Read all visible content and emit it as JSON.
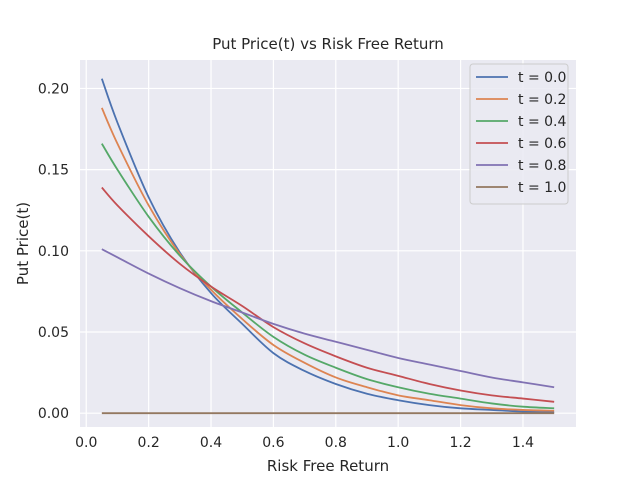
{
  "chart_data": {
    "type": "line",
    "title": "Put Price(t) vs Risk Free Return",
    "xlabel": "Risk Free Return",
    "ylabel": "Put Price(t)",
    "xlim": [
      -0.02,
      1.57
    ],
    "ylim": [
      -0.0085,
      0.2175
    ],
    "xticks": [
      0.0,
      0.2,
      0.4,
      0.6,
      0.8,
      1.0,
      1.2,
      1.4
    ],
    "xtick_labels": [
      "0.0",
      "0.2",
      "0.4",
      "0.6",
      "0.8",
      "1.0",
      "1.2",
      "1.4"
    ],
    "yticks": [
      0.0,
      0.05,
      0.1,
      0.15,
      0.2
    ],
    "ytick_labels": [
      "0.00",
      "0.05",
      "0.10",
      "0.15",
      "0.20"
    ],
    "grid": true,
    "legend_position": "top-right",
    "x": [
      0.05,
      0.1,
      0.2,
      0.3,
      0.4,
      0.5,
      0.6,
      0.7,
      0.8,
      0.9,
      1.0,
      1.1,
      1.2,
      1.3,
      1.4,
      1.5
    ],
    "series": [
      {
        "name": "t = 0.0",
        "color": "#4c72b0",
        "values": [
          0.206,
          0.179,
          0.133,
          0.099,
          0.074,
          0.055,
          0.037,
          0.026,
          0.018,
          0.012,
          0.008,
          0.005,
          0.003,
          0.002,
          0.001,
          0.0005
        ]
      },
      {
        "name": "t = 0.2",
        "color": "#dd8452",
        "values": [
          0.188,
          0.166,
          0.128,
          0.098,
          0.076,
          0.058,
          0.042,
          0.031,
          0.022,
          0.016,
          0.011,
          0.008,
          0.005,
          0.003,
          0.002,
          0.0015
        ]
      },
      {
        "name": "t = 0.4",
        "color": "#55a868",
        "values": [
          0.166,
          0.15,
          0.121,
          0.097,
          0.078,
          0.062,
          0.047,
          0.036,
          0.028,
          0.021,
          0.016,
          0.012,
          0.009,
          0.006,
          0.004,
          0.003
        ]
      },
      {
        "name": "t = 0.6",
        "color": "#c44e52",
        "values": [
          0.139,
          0.128,
          0.109,
          0.092,
          0.078,
          0.066,
          0.053,
          0.043,
          0.035,
          0.028,
          0.023,
          0.018,
          0.014,
          0.011,
          0.009,
          0.007
        ]
      },
      {
        "name": "t = 0.8",
        "color": "#8172b3",
        "values": [
          0.101,
          0.096,
          0.086,
          0.077,
          0.069,
          0.062,
          0.055,
          0.049,
          0.044,
          0.039,
          0.034,
          0.03,
          0.026,
          0.022,
          0.019,
          0.016
        ]
      },
      {
        "name": "t = 1.0",
        "color": "#937860",
        "values": [
          0.0,
          0.0,
          0.0,
          0.0,
          0.0,
          0.0,
          0.0,
          0.0,
          0.0,
          0.0,
          0.0,
          0.0,
          0.0,
          0.0,
          0.0,
          0.0
        ]
      }
    ]
  },
  "colors": {
    "plot_background": "#eaeaf2",
    "grid": "#ffffff",
    "page_background": "#ffffff"
  }
}
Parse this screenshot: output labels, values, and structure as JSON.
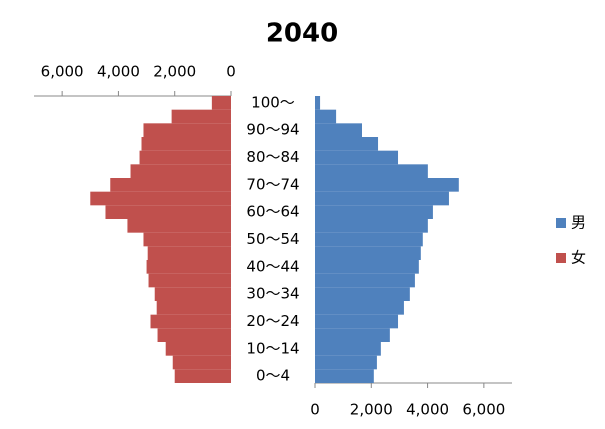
{
  "chart_data": {
    "type": "pyramid",
    "title": "2040",
    "categories": [
      "0～4",
      null,
      "10～14",
      null,
      "20～24",
      null,
      "30～34",
      null,
      "40～44",
      null,
      "50～54",
      null,
      "60～64",
      null,
      "70～74",
      null,
      "80～84",
      null,
      "90～94",
      null,
      "100～"
    ],
    "series": [
      {
        "name": "男",
        "color": "#4f81bd",
        "axis": "x",
        "values": [
          2090,
          2200,
          2340,
          2660,
          2950,
          3160,
          3370,
          3550,
          3690,
          3760,
          3830,
          4010,
          4190,
          4760,
          5110,
          4010,
          2950,
          2240,
          1670,
          750,
          180
        ]
      },
      {
        "name": "女",
        "color": "#c0504d",
        "axis": "x2",
        "values": [
          2000,
          2070,
          2320,
          2610,
          2860,
          2640,
          2710,
          2930,
          3000,
          2960,
          3110,
          3680,
          4460,
          5000,
          4290,
          3570,
          3250,
          3180,
          3110,
          2110,
          680
        ]
      }
    ],
    "xlim": [
      0,
      7000
    ],
    "xticks": [
      0,
      {
        "value": 2000,
        "label": "2,000"
      },
      {
        "value": 4000,
        "label": "4,000"
      },
      {
        "value": 6000,
        "label": "6,000"
      }
    ],
    "x2lim": [
      0,
      7000
    ],
    "x2ticks": [
      {
        "value": 6000,
        "label": "6,000"
      },
      {
        "value": 4000,
        "label": "4,000"
      },
      {
        "value": 2000,
        "label": "2,000"
      },
      0
    ],
    "legend": "right"
  }
}
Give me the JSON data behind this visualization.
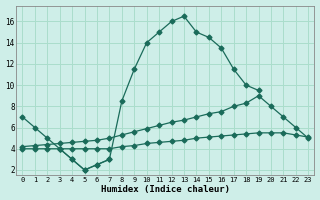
{
  "xlabel": "Humidex (Indice chaleur)",
  "xlim": [
    -0.5,
    23.5
  ],
  "ylim": [
    1.5,
    17.5
  ],
  "xticks": [
    0,
    1,
    2,
    3,
    4,
    5,
    6,
    7,
    8,
    9,
    10,
    11,
    12,
    13,
    14,
    15,
    16,
    17,
    18,
    19,
    20,
    21,
    22,
    23
  ],
  "yticks": [
    2,
    4,
    6,
    8,
    10,
    12,
    14,
    16
  ],
  "bg_color": "#ceeee8",
  "line_color": "#1a6b5a",
  "grid_color": "#aaddcc",
  "series": {
    "line1_x": [
      0,
      1,
      2,
      3,
      4,
      5,
      6,
      7,
      8,
      9,
      10,
      11,
      12,
      13,
      14,
      15,
      16,
      17,
      18,
      19
    ],
    "line1_y": [
      7,
      6,
      5,
      4,
      3,
      2,
      2.5,
      3,
      8.5,
      11.5,
      14,
      15,
      16,
      16.5,
      15,
      14.5,
      13.5,
      11.5,
      10,
      9.5
    ],
    "line2_x": [
      3,
      4,
      5,
      6,
      7
    ],
    "line2_y": [
      4,
      3,
      2,
      2.5,
      3
    ],
    "line3_x": [
      0,
      1,
      2,
      3,
      4,
      5,
      6,
      7,
      8,
      9,
      10,
      11,
      12,
      13,
      14,
      15,
      16,
      17,
      18,
      19,
      20,
      21,
      22,
      23
    ],
    "line3_y": [
      4,
      4,
      4,
      4,
      4,
      4,
      4,
      4,
      4.2,
      4.3,
      4.5,
      4.6,
      4.7,
      4.8,
      5.0,
      5.1,
      5.2,
      5.3,
      5.4,
      5.5,
      5.5,
      5.5,
      5.3,
      5.1
    ],
    "line4_x": [
      0,
      1,
      2,
      3,
      4,
      5,
      6,
      7,
      8,
      9,
      10,
      11,
      12,
      13,
      14,
      15,
      16,
      17,
      18,
      19,
      20,
      21,
      22,
      23
    ],
    "line4_y": [
      4.2,
      4.3,
      4.4,
      4.5,
      4.6,
      4.7,
      4.8,
      5.0,
      5.3,
      5.6,
      5.9,
      6.2,
      6.5,
      6.7,
      7.0,
      7.3,
      7.5,
      8.0,
      8.3,
      9.0,
      8.0,
      7.0,
      6.0,
      5.0
    ]
  }
}
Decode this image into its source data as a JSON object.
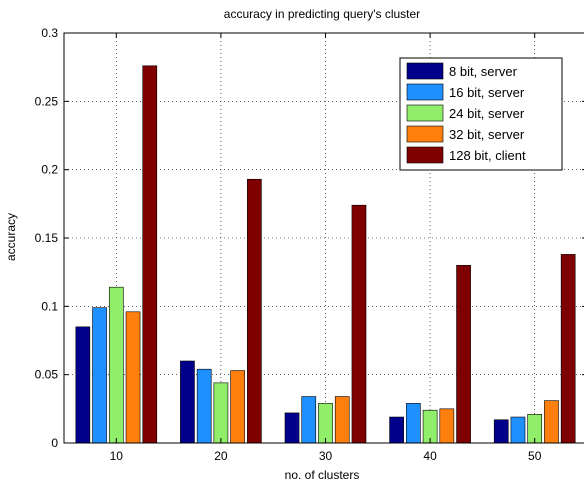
..........
### Task directions
Without the pictures, write out every entry precisely as it appears.

### Task result
Read all visible content and emit it as JSON.
{
  "chart_data": {
    "type": "line",
    "title": "Put Price(t) vs Risk Free Return",
    "xlabel": "Risk Free Return",
    "ylabel": "Put Price(t)",
    "xlim": [
      -0.02,
      1.57
    ],
    "ylim": [
      -0.0085,
      0.2175
    ],
    "xticks": [
      0.0,
      0.2,
      0.4,
      0.6,
      0.8,
      1.0,
      1.2,
      1.4
    ],
    "xtick_labels": [
      "0.0",
      "0.2",
      "0.4",
      "0.6",
      "0.8",
      "1.0",
      "1.2",
      "1.4"
    ],
    "yticks": [
      0.0,
      0.05,
      0.1,
      0.15,
      0.2
    ],
    "ytick_labels": [
      "0.00",
      "0.05",
      "0.10",
      "0.15",
      "0.20"
    ],
    "grid": true,
    "legend_position": "top-right",
    "x": [
      0.05,
      0.1,
      0.2,
      0.3,
      0.4,
      0.5,
      0.6,
      0.7,
      0.8,
      0.9,
      1.0,
      1.1,
      1.2,
      1.3,
      1.4,
      1.5
    ],
    "series": [
      {
        "name": "t = 0.0",
        "color": "#4c72b0",
        "values": [
          0.206,
          0.179,
          0.133,
          0.099,
          0.074,
          0.055,
          0.037,
          0.026,
          0.018,
          0.012,
          0.008,
          0.005,
          0.003,
          0.002,
          0.001,
          0.0005
        ]
      },
      {
        "name": "t = 0.2",
        "color": "#dd8452",
        "values": [
          0.188,
          0.166,
          0.128,
          0.098,
          0.076,
          0.058,
          0.042,
          0.031,
          0.022,
          0.016,
          0.011,
          0.008,
          0.005,
          0.003,
          0.002,
          0.0015
        ]
      },
      {
        "name": "t = 0.4",
        "color": "#55a868",
        "values": [
          0.166,
          0.15,
          0.121,
          0.097,
          0.078,
          0.062,
          0.047,
          0.036,
          0.028,
          0.021,
          0.016,
          0.012,
          0.009,
          0.006,
          0.004,
          0.003
        ]
      },
      {
        "name": "t = 0.6",
        "color": "#c44e52",
        "values": [
          0.139,
          0.128,
          0.109,
          0.092,
          0.078,
          0.066,
          0.053,
          0.043,
          0.035,
          0.028,
          0.023,
          0.018,
          0.014,
          0.011,
          0.009,
          0.007
        ]
      },
      {
        "name": "t = 0.8",
        "color": "#8172b3",
        "values": [
          0.101,
          0.096,
          0.086,
          0.077,
          0.069,
          0.062,
          0.055,
          0.049,
          0.044,
          0.039,
          0.034,
          0.03,
          0.026,
          0.022,
          0.019,
          0.016
        ]
      },
      {
        "name": "t = 1.0",
        "color": "#937860",
        "values": [
          0.0,
          0.0,
          0.0,
          0.0,
          0.0,
          0.0,
          0.0,
          0.0,
          0.0,
          0.0,
          0.0,
          0.0,
          0.0,
          0.0,
          0.0,
          0.0
        ]
      }
    ]
  },
  "colors": {
    "plot_background": "#eaeaf2",
    "grid": "#ffffff",
    "page_background": "#ffffff"
  }
}
Parse this screenshot: output labels, values, and structure as JSON.
{
  "chart_data": {
    "type": "pyramid",
    "title": "2040",
    "categories": [
      "0～4",
      null,
      "10～14",
      null,
      "20～24",
      null,
      "30～34",
      null,
      "40～44",
      null,
      "50～54",
      null,
      "60～64",
      null,
      "70～74",
      null,
      "80～84",
      null,
      "90～94",
      null,
      "100～"
    ],
    "series": [
      {
        "name": "男",
        "color": "#4f81bd",
        "axis": "x",
        "values": [
          2090,
          2200,
          2340,
          2660,
          2950,
          3160,
          3370,
          3550,
          3690,
          3760,
          3830,
          4010,
          4190,
          4760,
          5110,
          4010,
          2950,
          2240,
          1670,
          750,
          180
        ]
      },
      {
        "name": "女",
        "color": "#c0504d",
        "axis": "x2",
        "values": [
          2000,
          2070,
          2320,
          2610,
          2860,
          2640,
          2710,
          2930,
          3000,
          2960,
          3110,
          3680,
          4460,
          5000,
          4290,
          3570,
          3250,
          3180,
          3110,
          2110,
          680
        ]
      }
    ],
    "xlim": [
      0,
      7000
    ],
    "xticks": [
      0,
      {
        "value": 2000,
        "label": "2,000"
      },
      {
        "value": 4000,
        "label": "4,000"
      },
      {
        "value": 6000,
        "label": "6,000"
      }
    ],
    "x2lim": [
      0,
      7000
    ],
    "x2ticks": [
      {
        "value": 6000,
        "label": "6,000"
      },
      {
        "value": 4000,
        "label": "4,000"
      },
      {
        "value": 2000,
        "label": "2,000"
      },
      0
    ],
    "legend": "right"
  }
}
Give me the JSON data behind this visualization.
{
  "xlabel": "Humidex (Indice chaleur)",
  "xlim": [
    -0.5,
    23.5
  ],
  "ylim": [
    1.5,
    17.5
  ],
  "xticks": [
    0,
    1,
    2,
    3,
    4,
    5,
    6,
    7,
    8,
    9,
    10,
    11,
    12,
    13,
    14,
    15,
    16,
    17,
    18,
    19,
    20,
    21,
    22,
    23
  ],
  "yticks": [
    2,
    4,
    6,
    8,
    10,
    12,
    14,
    16
  ],
  "bg_color": "#ceeee8",
  "line_color": "#1a6b5a",
  "grid_color": "#aaddcc",
  "series": {
    "line1_x": [
      0,
      1,
      2,
      3,
      4,
      5,
      6,
      7,
      8,
      9,
      10,
      11,
      12,
      13,
      14,
      15,
      16,
      17,
      18,
      19
    ],
    "line1_y": [
      7,
      6,
      5,
      4,
      3,
      2,
      2.5,
      3,
      8.5,
      11.5,
      14,
      15,
      16,
      16.5,
      15,
      14.5,
      13.5,
      11.5,
      10,
      9.5
    ],
    "line2_x": [
      3,
      4,
      5,
      6,
      7
    ],
    "line2_y": [
      4,
      3,
      2,
      2.5,
      3
    ],
    "line3_x": [
      0,
      1,
      2,
      3,
      4,
      5,
      6,
      7,
      8,
      9,
      10,
      11,
      12,
      13,
      14,
      15,
      16,
      17,
      18,
      19,
      20,
      21,
      22,
      23
    ],
    "line3_y": [
      4,
      4,
      4,
      4,
      4,
      4,
      4,
      4,
      4.2,
      4.3,
      4.5,
      4.6,
      4.7,
      4.8,
      5.0,
      5.1,
      5.2,
      5.3,
      5.4,
      5.5,
      5.5,
      5.5,
      5.3,
      5.1
    ],
    "line4_x": [
      0,
      1,
      2,
      3,
      4,
      5,
      6,
      7,
      8,
      9,
      10,
      11,
      12,
      13,
      14,
      15,
      16,
      17,
      18,
      19,
      20,
      21,
      22,
      23
    ],
    "line4_y": [
      4.2,
      4.3,
      4.4,
      4.5,
      4.6,
      4.7,
      4.8,
      5.0,
      5.3,
      5.6,
      5.9,
      6.2,
      6.5,
      6.7,
      7.0,
      7.3,
      7.5,
      8.0,
      8.3,
      9.0,
      8.0,
      7.0,
      6.0,
      5.0
    ]
  }
}
Decode this image into its source data as a JSON object.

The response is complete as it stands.